■ **DO THIS**: Could you rewrite the part of the entries that opens with the line containing "volume-bar [709,578,714,617]" and closes with the line containing "annotation: Retest here? [282,216,345,227]", putting "candlestick-body" wherever "candle-body" appears and leaving everything else unchanged?

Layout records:
⟨

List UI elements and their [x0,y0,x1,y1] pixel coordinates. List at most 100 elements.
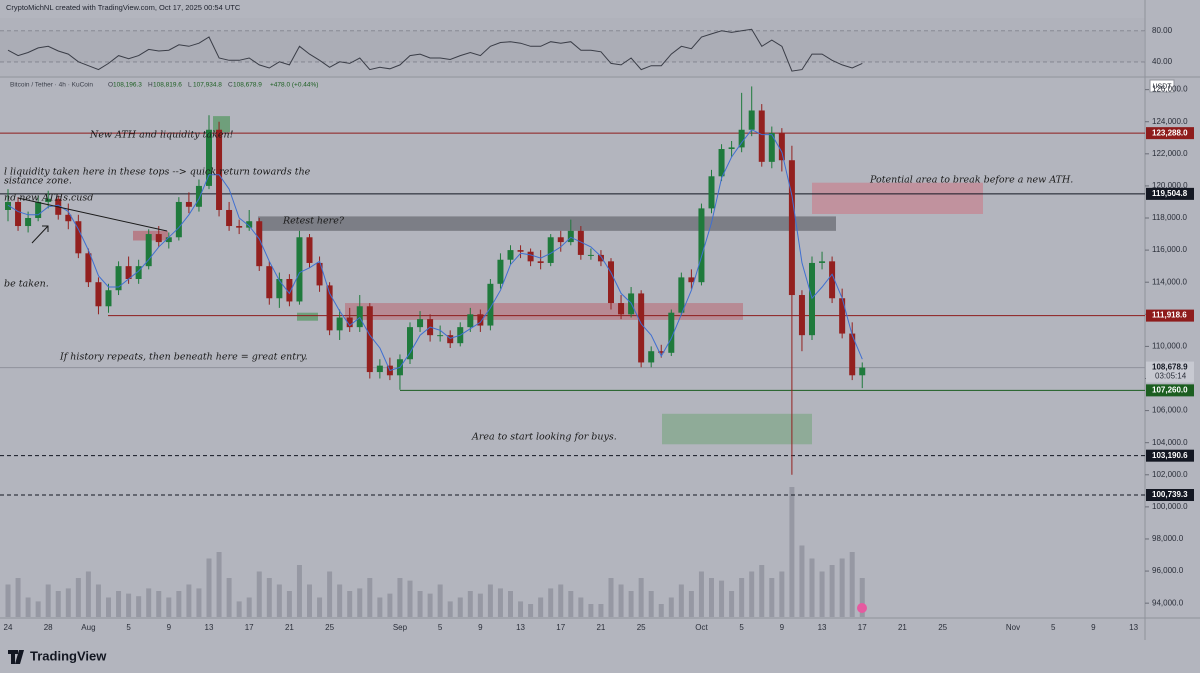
volume-bar [709,578,714,617]
x-tick-label: 25 [325,623,334,632]
volume-bar [397,578,403,617]
volume-bar [839,558,845,617]
arrow [31,225,49,244]
zone [297,312,318,321]
volume-bar [749,571,755,617]
volume-bar [678,584,684,617]
level-label: 103,190.6 [1152,451,1188,460]
annotation: be taken. [4,279,49,290]
candle-body [115,266,122,291]
x-tick-label: 28 [44,623,53,632]
x-tick-label: 5 [438,623,443,632]
annotation: nd new ATHs.cusd [4,193,93,204]
volume-bar [698,571,704,617]
volume-bar [477,593,483,617]
volume-bar [859,578,865,617]
volume-bar [799,545,805,617]
candle-body [356,306,363,328]
volume-bar [186,584,192,617]
candle-body [276,278,283,299]
volume-bar [497,588,503,617]
volume-bar [317,597,323,617]
rsi-tick-label: 80.00 [1152,26,1173,35]
candle-body [145,234,152,267]
volume-bar [628,591,634,617]
legend-value: 108,819.6 [153,82,182,89]
candle-body [728,147,735,150]
candle-body [798,295,805,336]
volume-bar [266,578,272,617]
legend-value: 107,934.8 [193,82,222,89]
candle-body [618,303,625,315]
candle-body [788,160,795,296]
zone [812,182,983,214]
annotation: Retest here? [282,216,345,227]
candle-body [236,226,243,228]
volume-bar [377,597,383,617]
volume-bar [508,591,513,617]
candle-body [708,176,715,209]
volume-bar [518,601,524,617]
y-tick-label: 98,000.0 [1152,534,1184,543]
y-tick-label: 102,000.0 [1152,470,1188,479]
volume-bar [638,578,644,617]
header-credit: CryptoMichNL created with TradingView.co… [6,3,241,12]
volume-bar [387,593,393,617]
candle-body [688,277,695,283]
symbol: Bitcoin / Tether · 4h · KuCoin [10,82,93,89]
volume-bar [568,591,574,617]
candle-body [226,209,233,227]
y-tick-label: 124,000.0 [1152,117,1188,126]
candle-body [517,250,524,252]
annotation: sistance zone. [4,176,72,187]
level-label-box [1146,384,1194,397]
level-label: 111,918.6 [1152,311,1187,320]
candle-body [537,261,544,263]
logo-mark [8,650,24,664]
volume-bar [407,580,413,617]
legend-key: H [148,82,153,89]
candle-body [175,201,182,238]
volume-bar [347,591,353,617]
candle-body [437,335,444,337]
volume-bar [55,591,61,617]
candle-body [819,261,826,263]
candle-body [718,149,725,177]
level-label-box [1146,309,1194,322]
alert-icon[interactable] [857,603,867,613]
level-label-box [1146,187,1194,200]
volume-bar [467,591,473,617]
candle-body [487,283,494,326]
candle-body [155,234,162,243]
x-tick-label: 9 [478,623,483,632]
volume-bar [256,571,262,617]
volume-bar [598,604,604,617]
brand: TradingView [30,648,107,663]
volume-bar [558,584,564,617]
candle-body [65,214,72,222]
y-tick-label: 116,000.0 [1152,245,1188,254]
candle-body [185,201,192,207]
candle-body [25,218,32,227]
volume-bar [75,578,81,617]
currency-box[interactable] [1149,79,1175,93]
annotation: Area to start looking for buys. [471,432,617,443]
level-label-box [1146,449,1194,462]
volume-bar [739,578,745,617]
candle-body [376,365,383,373]
candle-body [206,129,212,186]
candle-body [658,351,665,353]
legend-value: 108,678.9 [233,82,262,89]
legend-key: O [108,82,113,89]
volume-bar [819,571,825,617]
volume-bar [25,597,31,617]
volume-bar [548,588,554,617]
volume-bar [658,604,664,617]
level-label: 123,288.0 [1152,128,1188,137]
volume-bar [246,597,252,617]
volume-bar [789,487,795,617]
candle-body [587,254,594,256]
volume-bar [829,565,835,617]
arrow-head [42,225,49,232]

⟩

■ **COMPLETED TASK**:
volume-bar [709,578,714,617]
x-tick-label: 25 [325,623,334,632]
volume-bar [397,578,403,617]
volume-bar [839,558,845,617]
arrow [31,225,49,244]
zone [297,312,318,321]
volume-bar [749,571,755,617]
volume-bar [678,584,684,617]
level-label: 103,190.6 [1152,451,1188,460]
annotation: be taken. [4,279,49,290]
candlestick-body [115,266,122,291]
x-tick-label: 28 [44,623,53,632]
x-tick-label: 5 [438,623,443,632]
annotation: nd new ATHs.cusd [4,193,93,204]
volume-bar [698,571,704,617]
volume-bar [477,593,483,617]
volume-bar [859,578,865,617]
volume-bar [799,545,805,617]
candlestick-body [356,306,363,328]
volume-bar [186,584,192,617]
candlestick-body [276,278,283,299]
volume-bar [497,588,503,617]
volume-bar [317,597,323,617]
rsi-tick-label: 80.00 [1152,26,1173,35]
candlestick-body [145,234,152,267]
volume-bar [628,591,634,617]
legend-value: 108,819.6 [153,82,182,89]
candlestick-body [728,147,735,150]
candlestick-body [798,295,805,336]
volume-bar [266,578,272,617]
legend-value: 107,934.8 [193,82,222,89]
candlestick-body [618,303,625,315]
candlestick-body [788,160,795,296]
zone [812,182,983,214]
annotation: Retest here? [282,216,345,227]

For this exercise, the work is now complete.